Exercise aim:
Output the entries below exactly as written, omitting pictures.

Data provided:

▬▬▬

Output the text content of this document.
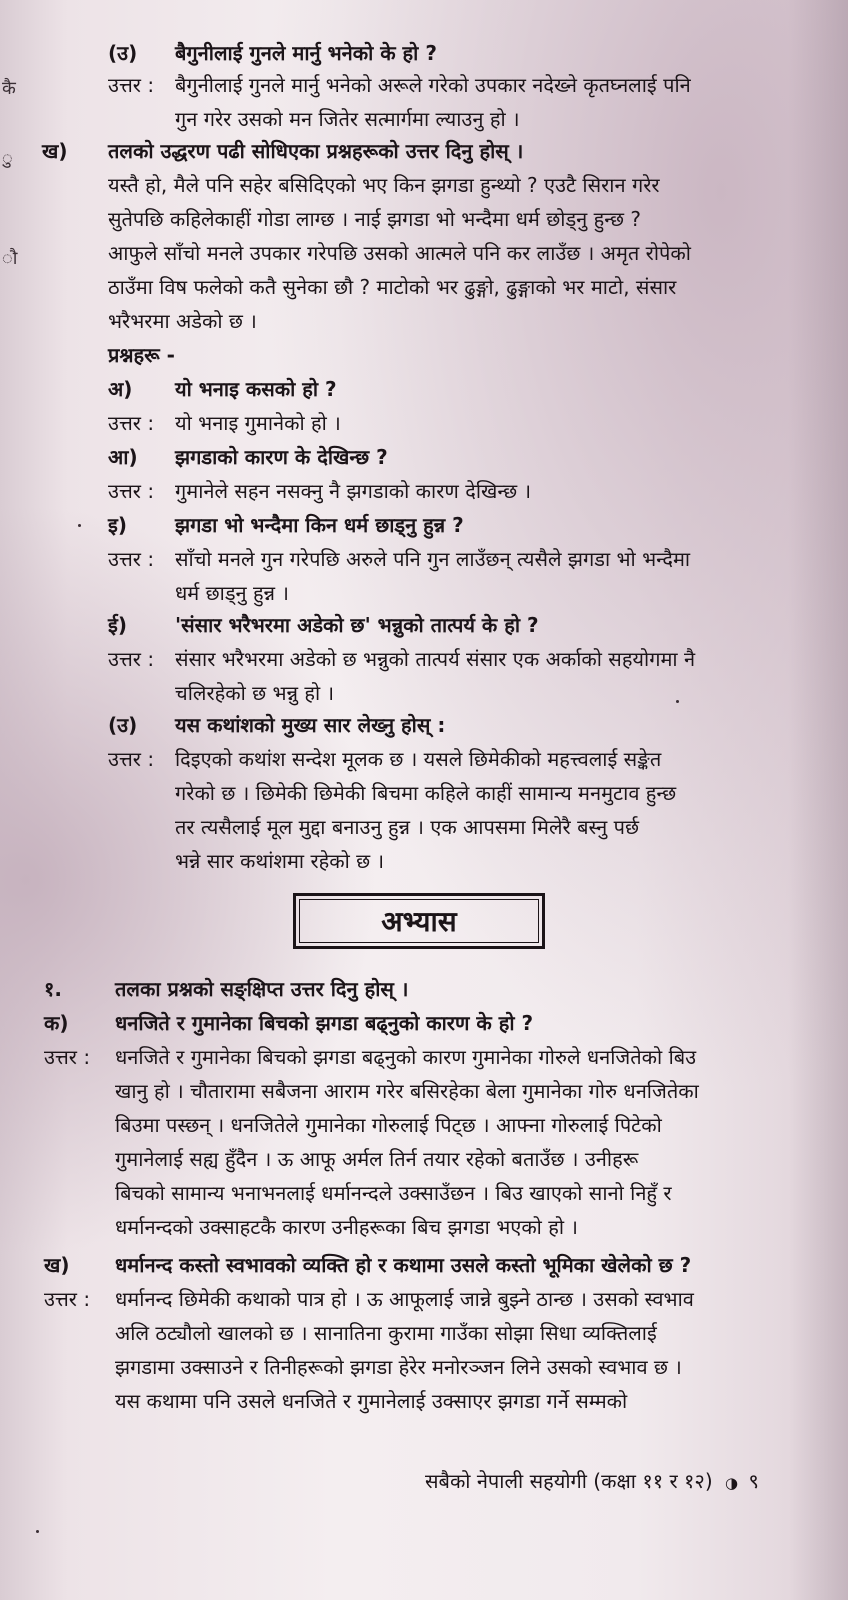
कै
ु
ौ
(उ) बैगुनीलाई गुनले मार्नु भनेको के हो ?
उत्तर : बैगुनीलाई गुनले मार्नु भनेको अरूले गरेको उपकार नदेख्ने कृतघ्नलाई पनि
गुन गरेर उसको मन जितेर सत्मार्गमा ल्याउनु हो ।
ख) तलको उद्धरण पढी सोधिएका प्रश्नहरूको उत्तर दिनु होस् ।
यस्तै हो, मैले पनि सहेर बसिदिएको भए किन झगडा हुन्थ्यो ? एउटै सिरान गरेर
सुतेपछि कहिलेकाहीं गोडा लाग्छ । नाई झगडा भो भन्दैमा धर्म छोड्नु हुन्छ ?
आफुले साँचो मनले उपकार गरेपछि उसको आत्मले पनि कर लाउँछ । अमृत रोपेको
ठाउँमा विष फलेको कतै सुनेका छौ ? माटोको भर ढुङ्गो, ढुङ्गाको भर माटो, संसार
भरैभरमा अडेको छ ।
प्रश्नहरू -
अ) यो भनाइ कसको हो ?
उत्तर : यो भनाइ गुमानेको हो ।
आ) झगडाको कारण के देखिन्छ ?
उत्तर : गुमानेले सहन नसक्नु नै झगडाको कारण देखिन्छ ।
इ) झगडा भो भन्दैमा किन धर्म छाड्नु हुन्न ?
उत्तर : साँचो मनले गुन गरेपछि अरुले पनि गुन लाउँछन् त्यसैले झगडा भो भन्दैमा
धर्म छाड्नु हुन्न ।
ई) 'संसार भरैभरमा अडेको छ' भन्नुको तात्पर्य के हो ?
उत्तर : संसार भरैभरमा अडेको छ भन्नुको तात्पर्य संसार एक अर्काको सहयोगमा नै
चलिरहेको छ भन्नु हो ।
(उ) यस कथांशको मुख्य सार लेख्नु होस् :
उत्तर : दिइएको कथांश सन्देश मूलक छ । यसले छिमेकीको महत्त्वलाई सङ्केत
गरेको छ । छिमेकी छिमेकी बिचमा कहिले काहीं सामान्य मनमुटाव हुन्छ
तर त्यसैलाई मूल मुद्दा बनाउनु हुन्न । एक आपसमा मिलेरै बस्नु पर्छ
भन्ने सार कथांशमा रहेको छ ।
अभ्यास
१.	तलका प्रश्नको सङ्क्षिप्त उत्तर दिनु होस् ।
क) धनजिते र गुमानेका बिचको झगडा बढ्नुको कारण के हो ?
उत्तर : धनजिते र गुमानेका बिचको झगडा बढ्नुको कारण गुमानेका गोरुले धनजितेको बिउ
खानु हो । चौतारामा सबैजना आराम गरेर बसिरहेका बेला गुमानेका गोरु धनजितेका
बिउमा पस्छन् । धनजितेले गुमानेका गोरुलाई पिट्छ । आफ्ना गोरुलाई पिटेको
गुमानेलाई सह्य हुँदैन । ऊ आफू अर्मल तिर्न तयार रहेको बताउँछ । उनीहरू
बिचको सामान्य भनाभनलाई धर्मानन्दले उक्साउँछन । बिउ खाएको सानो निहुँ र
धर्मानन्दको उक्साहटकै कारण उनीहरूका बिच झगडा भएको हो ।
ख) धर्मानन्द कस्तो स्वभावको व्यक्ति हो र कथामा उसले कस्तो भूमिका खेलेको छ ?
उत्तर : धर्मानन्द छिमेकी कथाको पात्र हो । ऊ आफूलाई जान्ने बुझ्ने ठान्छ । उसको स्वभाव
अलि ठट्यौलो खालको छ । सानातिना कुरामा गाउँका सोझा सिधा व्यक्तिलाई
झगडामा उक्साउने र तिनीहरूको झगडा हेरेर मनोरञ्जन लिने उसको स्वभाव छ ।
यस कथामा पनि उसले धनजिते र गुमानेलाई उक्साएर झगडा गर्ने सम्मको
सबैको नेपाली सहयोगी (कक्षा ११ र १२) ◑ ९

▬▬▬

Result for this exercise:
Output the text content of this document.
कै
ु
ौ
(उ) बैगुनीलाई गुनले मार्नु भनेको के हो ?
उत्तर : बैगुनीलाई गुनले मार्नु भनेको अरूले गरेको उपकार नदेख्ने कृतघ्नलाई पनि
गुन गरेर उसको मन जितेर सत्मार्गमा ल्याउनु हो ।
ख) तलको उद्धरण पढी सोधिएका प्रश्नहरूको उत्तर दिनु होस् ।
यस्तै हो, मैले पनि सहेर बसिदिएको भए किन झगडा हुन्थ्यो ? एउटै सिरान गरेर
सुतेपछि कहिलेकाहीं गोडा लाग्छ । नाई झगडा भो भन्दैमा धर्म छोड्नु हुन्छ ?
आफुले साँचो मनले उपकार गरेपछि उसको आत्मले पनि कर लाउँछ । अमृत रोपेको
ठाउँमा विष फलेको कतै सुनेका छौ ? माटोको भर ढुङ्गो, ढुङ्गाको भर माटो, संसार
भरैभरमा अडेको छ ।
प्रश्नहरू -
अ) यो भनाइ कसको हो ?
उत्तर : यो भनाइ गुमानेको हो ।
आ) झगडाको कारण के देखिन्छ ?
उत्तर : गुमानेले सहन नसक्नु नै झगडाको कारण देखिन्छ ।
इ) झगडा भो भन्दैमा किन धर्म छाड्नु हुन्न ?
उत्तर : साँचो मनले गुन गरेपछि अरुले पनि गुन लाउँछन् त्यसैले झगडा भो भन्दैमा
धर्म छाड्नु हुन्न ।
ई) 'संसार भरैभरमा अडेको छ' भन्नुको तात्पर्य के हो ?
उत्तर : संसार भरैभरमा अडेको छ भन्नुको तात्पर्य संसार एक अर्काको सहयोगमा नै
चलिरहेको छ भन्नु हो ।
(उ) यस कथांशको मुख्य सार लेख्नु होस् :
उत्तर : दिइएको कथांश सन्देश मूलक छ । यसले छिमेकीको महत्त्वलाई सङ्केत
गरेको छ । छिमेकी छिमेकी बिचमा कहिले काहीं सामान्य मनमुटाव हुन्छ
तर त्यसैलाई मूल मुद्दा बनाउनु हुन्न । एक आपसमा मिलेरै बस्नु पर्छ
भन्ने सार कथांशमा रहेको छ ।
अभ्यास
१.	तलका प्रश्नको सङ्क्षिप्त उत्तर दिनु होस् ।
क) धनजिते र गुमानेका बिचको झगडा बढ्नुको कारण के हो ?
उत्तर : धनजिते र गुमानेका बिचको झगडा बढ्नुको कारण गुमानेका गोरुले धनजितेको बिउ
खानु हो । चौतारामा सबैजना आराम गरेर बसिरहेका बेला गुमानेका गोरु धनजितेका
बिउमा पस्छन् । धनजितेले गुमानेका गोरुलाई पिट्छ । आफ्ना गोरुलाई पिटेको
गुमानेलाई सह्य हुँदैन । ऊ आफू अर्मल तिर्न तयार रहेको बताउँछ । उनीहरू
बिचको सामान्य भनाभनलाई धर्मानन्दले उक्साउँछन । बिउ खाएको सानो निहुँ र
धर्मानन्दको उक्साहटकै कारण उनीहरूका बिच झगडा भएको हो ।
ख) धर्मानन्द कस्तो स्वभावको व्यक्ति हो र कथामा उसले कस्तो भूमिका खेलेको छ ?
उत्तर : धर्मानन्द छिमेकी कथाको पात्र हो । ऊ आफूलाई जान्ने बुझ्ने ठान्छ । उसको स्वभाव
अलि ठट्यौलो खालको छ । सानातिना कुरामा गाउँका सोझा सिधा व्यक्तिलाई
झगडामा उक्साउने र तिनीहरूको झगडा हेरेर मनोरञ्जन लिने उसको स्वभाव छ ।
यस कथामा पनि उसले धनजिते र गुमानेलाई उक्साएर झगडा गर्ने सम्मको
सबैको नेपाली सहयोगी (कक्षा ११ र १२) ◑ ९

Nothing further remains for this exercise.